* [WHAT THE EXERCISE ASKS]: Every line below is to be quoted exactly, with nothing added or dropped.

(Stored data)
— Start —

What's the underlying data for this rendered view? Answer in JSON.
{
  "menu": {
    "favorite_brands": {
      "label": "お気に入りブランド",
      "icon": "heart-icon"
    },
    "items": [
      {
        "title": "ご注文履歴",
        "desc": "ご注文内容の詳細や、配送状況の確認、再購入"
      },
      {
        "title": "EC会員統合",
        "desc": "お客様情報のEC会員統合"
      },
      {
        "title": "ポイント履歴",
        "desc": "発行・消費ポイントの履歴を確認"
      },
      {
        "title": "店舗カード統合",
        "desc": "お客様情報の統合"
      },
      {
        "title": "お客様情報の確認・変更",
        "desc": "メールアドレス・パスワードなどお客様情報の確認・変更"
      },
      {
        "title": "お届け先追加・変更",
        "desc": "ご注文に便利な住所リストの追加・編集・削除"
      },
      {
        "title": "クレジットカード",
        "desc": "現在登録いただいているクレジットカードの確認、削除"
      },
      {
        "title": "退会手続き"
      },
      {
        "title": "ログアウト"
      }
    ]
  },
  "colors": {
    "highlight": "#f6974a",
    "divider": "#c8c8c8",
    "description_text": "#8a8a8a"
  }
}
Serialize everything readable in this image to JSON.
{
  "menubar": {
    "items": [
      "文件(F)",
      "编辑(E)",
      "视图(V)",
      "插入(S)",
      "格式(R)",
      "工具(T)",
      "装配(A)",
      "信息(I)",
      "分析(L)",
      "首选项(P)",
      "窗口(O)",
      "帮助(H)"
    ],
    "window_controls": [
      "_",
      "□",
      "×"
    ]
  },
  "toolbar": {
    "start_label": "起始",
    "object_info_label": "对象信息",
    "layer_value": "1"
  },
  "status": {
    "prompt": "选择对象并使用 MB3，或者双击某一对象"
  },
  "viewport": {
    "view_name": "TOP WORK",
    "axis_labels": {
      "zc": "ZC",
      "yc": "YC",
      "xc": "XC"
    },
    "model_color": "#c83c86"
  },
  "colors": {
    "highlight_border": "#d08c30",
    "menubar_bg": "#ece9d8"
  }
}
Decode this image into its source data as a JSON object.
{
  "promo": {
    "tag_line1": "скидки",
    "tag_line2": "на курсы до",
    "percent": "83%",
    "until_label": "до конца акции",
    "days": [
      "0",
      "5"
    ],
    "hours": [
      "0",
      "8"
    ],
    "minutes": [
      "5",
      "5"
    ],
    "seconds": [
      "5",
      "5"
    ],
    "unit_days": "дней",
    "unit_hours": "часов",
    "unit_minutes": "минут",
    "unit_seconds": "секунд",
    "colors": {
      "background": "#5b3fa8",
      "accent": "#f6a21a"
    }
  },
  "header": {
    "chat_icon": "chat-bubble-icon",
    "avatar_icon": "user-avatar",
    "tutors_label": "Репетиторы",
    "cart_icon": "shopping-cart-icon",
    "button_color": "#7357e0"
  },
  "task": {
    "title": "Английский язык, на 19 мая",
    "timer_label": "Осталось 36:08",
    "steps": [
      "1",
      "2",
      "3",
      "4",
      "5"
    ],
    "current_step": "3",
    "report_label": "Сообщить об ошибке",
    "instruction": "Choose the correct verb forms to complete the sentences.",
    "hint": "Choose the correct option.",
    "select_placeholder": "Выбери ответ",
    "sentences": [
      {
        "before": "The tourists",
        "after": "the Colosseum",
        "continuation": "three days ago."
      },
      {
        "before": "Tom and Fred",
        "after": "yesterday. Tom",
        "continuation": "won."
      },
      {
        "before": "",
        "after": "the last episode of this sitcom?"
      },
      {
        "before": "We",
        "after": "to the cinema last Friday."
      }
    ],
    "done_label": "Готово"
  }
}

— End —

* [CORRECT RESPONSE]:
What's the underlying data for this rendered view? Answer in JSON.
{
  "menu": {
    "favorite_brands": {
      "label": "お気に入りブランド",
      "icon": "heart-icon"
    },
    "items": [
      {
        "title": "ご注文履歴",
        "desc": "ご注文内容の詳細や、配送状況の確認、再購入"
      },
      {
        "title": "EC会員統合",
        "desc": "お客様情報のEC会員統合"
      },
      {
        "title": "ポイント履歴",
        "desc": "発行・消費ポイントの履歴を確認"
      },
      {
        "title": "店舗カード統合",
        "desc": "お客様情報の統合"
      },
      {
        "title": "お客様情報の確認・変更",
        "desc": "メールアドレス・パスワードなどお客様情報の確認・変更"
      },
      {
        "title": "お届け先追加・変更",
        "desc": "ご注文に便利な住所リストの追加・編集・削除"
      },
      {
        "title": "クレジットカード",
        "desc": "現在登録いただいているクレジットカードの確認、削除"
      },
      {
        "title": "退会手続き"
      },
      {
        "title": "ログアウト"
      }
    ]
  },
  "colors": {
    "highlight": "#f6974a",
    "divider": "#c8c8c8",
    "description_text": "#8a8a8a"
  }
}
Serialize everything readable in this image to JSON.
{
  "menubar": {
    "items": [
      "文件(F)",
      "编辑(E)",
      "视图(V)",
      "插入(S)",
      "格式(R)",
      "工具(T)",
      "装配(A)",
      "信息(I)",
      "分析(L)",
      "首选项(P)",
      "窗口(O)",
      "帮助(H)"
    ],
    "window_controls": [
      "_",
      "□",
      "×"
    ]
  },
  "toolbar": {
    "start_label": "起始",
    "object_info_label": "对象信息",
    "layer_value": "1"
  },
  "status": {
    "prompt": "选择对象并使用 MB3，或者双击某一对象"
  },
  "viewport": {
    "view_name": "TOP WORK",
    "axis_labels": {
      "zc": "ZC",
      "yc": "YC",
      "xc": "XC"
    },
    "model_color": "#c83c86"
  },
  "colors": {
    "highlight_border": "#d08c30",
    "menubar_bg": "#ece9d8"
  }
}
Decode this image into its source data as a JSON object.
{
  "promo": {
    "tag_line1": "скидки",
    "tag_line2": "на курсы до",
    "percent": "83%",
    "until_label": "до конца акции",
    "days": [
      "0",
      "5"
    ],
    "hours": [
      "0",
      "8"
    ],
    "minutes": [
      "5",
      "5"
    ],
    "seconds": [
      "5",
      "5"
    ],
    "unit_days": "дней",
    "unit_hours": "часов",
    "unit_minutes": "минут",
    "unit_seconds": "секунд",
    "colors": {
      "background": "#5b3fa8",
      "accent": "#f6a21a"
    }
  },
  "header": {
    "chat_icon": "chat-bubble-icon",
    "avatar_icon": "user-avatar",
    "tutors_label": "Репетиторы",
    "cart_icon": "shopping-cart-icon",
    "button_color": "#7357e0"
  },
  "task": {
    "title": "Английский язык, на 19 мая",
    "timer_label": "Осталось 36:08",
    "steps": [
      "1",
      "2",
      "3",
      "4",
      "5"
    ],
    "current_step": "3",
    "report_label": "Сообщить об ошибке",
    "instruction": "Choose the correct verb forms to complete the sentences.",
    "hint": "Choose the correct option.",
    "select_placeholder": "Выбери ответ",
    "sentences": [
      {
        "before": "The tourists",
        "after": "the Colosseum",
        "continuation": "three days ago."
      },
      {
        "before": "Tom and Fred",
        "after": "yesterday. Tom",
        "continuation": "won."
      },
      {
        "before": "",
        "after": "the last episode of this sitcom?"
      },
      {
        "before": "We",
        "after": "to the cinema last Friday."
      }
    ],
    "done_label": "Готово"
  }
}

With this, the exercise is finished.